• _THE PROBLEM_: Identify and copy all lines of the material where the string "City" is found.
## BEGIN
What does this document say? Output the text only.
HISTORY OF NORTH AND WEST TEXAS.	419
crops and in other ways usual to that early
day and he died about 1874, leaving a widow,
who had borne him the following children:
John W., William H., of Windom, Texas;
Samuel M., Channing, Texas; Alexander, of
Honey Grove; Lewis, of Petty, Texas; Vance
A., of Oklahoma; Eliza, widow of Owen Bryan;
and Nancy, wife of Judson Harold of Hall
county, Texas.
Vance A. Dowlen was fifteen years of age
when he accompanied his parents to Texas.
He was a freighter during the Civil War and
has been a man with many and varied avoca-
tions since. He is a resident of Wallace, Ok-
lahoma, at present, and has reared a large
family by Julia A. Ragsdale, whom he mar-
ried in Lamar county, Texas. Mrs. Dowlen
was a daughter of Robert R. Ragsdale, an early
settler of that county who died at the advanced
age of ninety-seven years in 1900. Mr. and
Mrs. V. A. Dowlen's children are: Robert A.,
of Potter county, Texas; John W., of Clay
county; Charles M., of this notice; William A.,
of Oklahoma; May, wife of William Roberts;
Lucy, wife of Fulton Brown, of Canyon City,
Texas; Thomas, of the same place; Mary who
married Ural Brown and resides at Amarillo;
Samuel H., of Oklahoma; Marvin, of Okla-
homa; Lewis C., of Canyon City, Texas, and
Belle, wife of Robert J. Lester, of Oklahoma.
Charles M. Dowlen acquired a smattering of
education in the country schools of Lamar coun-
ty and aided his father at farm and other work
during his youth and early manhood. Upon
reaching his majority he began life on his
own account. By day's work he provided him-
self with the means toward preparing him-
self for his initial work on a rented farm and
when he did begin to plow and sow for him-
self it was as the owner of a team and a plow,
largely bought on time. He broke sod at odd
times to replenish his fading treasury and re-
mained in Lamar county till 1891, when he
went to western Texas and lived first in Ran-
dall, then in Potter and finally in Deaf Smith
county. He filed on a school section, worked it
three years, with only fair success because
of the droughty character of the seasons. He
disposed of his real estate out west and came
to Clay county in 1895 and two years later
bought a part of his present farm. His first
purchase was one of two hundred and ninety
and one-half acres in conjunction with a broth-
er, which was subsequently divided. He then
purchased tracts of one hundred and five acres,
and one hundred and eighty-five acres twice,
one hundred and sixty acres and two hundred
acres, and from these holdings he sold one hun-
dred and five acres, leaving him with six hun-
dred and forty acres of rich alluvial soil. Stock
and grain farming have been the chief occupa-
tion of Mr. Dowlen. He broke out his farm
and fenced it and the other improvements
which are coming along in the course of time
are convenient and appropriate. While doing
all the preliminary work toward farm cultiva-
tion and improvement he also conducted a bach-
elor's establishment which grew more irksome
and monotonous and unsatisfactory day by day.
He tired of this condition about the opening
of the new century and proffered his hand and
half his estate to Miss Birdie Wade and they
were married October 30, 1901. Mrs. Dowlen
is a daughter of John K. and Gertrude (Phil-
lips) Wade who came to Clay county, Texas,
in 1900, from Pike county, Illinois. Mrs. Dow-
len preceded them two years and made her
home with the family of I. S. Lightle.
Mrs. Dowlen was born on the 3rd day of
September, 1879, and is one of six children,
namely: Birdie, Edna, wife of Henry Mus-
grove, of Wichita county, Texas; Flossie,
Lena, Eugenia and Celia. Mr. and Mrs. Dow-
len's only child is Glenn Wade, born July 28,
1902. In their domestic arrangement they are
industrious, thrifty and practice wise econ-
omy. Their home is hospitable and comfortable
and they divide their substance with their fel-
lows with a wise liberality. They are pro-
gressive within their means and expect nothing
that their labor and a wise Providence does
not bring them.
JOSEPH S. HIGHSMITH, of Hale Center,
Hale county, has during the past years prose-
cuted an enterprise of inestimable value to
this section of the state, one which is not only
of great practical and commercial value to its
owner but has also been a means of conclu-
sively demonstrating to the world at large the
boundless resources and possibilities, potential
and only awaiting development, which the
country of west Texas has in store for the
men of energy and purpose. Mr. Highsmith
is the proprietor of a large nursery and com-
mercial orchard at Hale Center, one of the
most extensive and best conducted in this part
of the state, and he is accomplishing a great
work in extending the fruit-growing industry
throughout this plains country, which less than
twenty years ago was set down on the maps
## END
• _EXERCISE ANSWER_:
Lucy, wife of Fulton Brown, of Canyon City,
homa; Lewis C., of Canyon City, Texas, and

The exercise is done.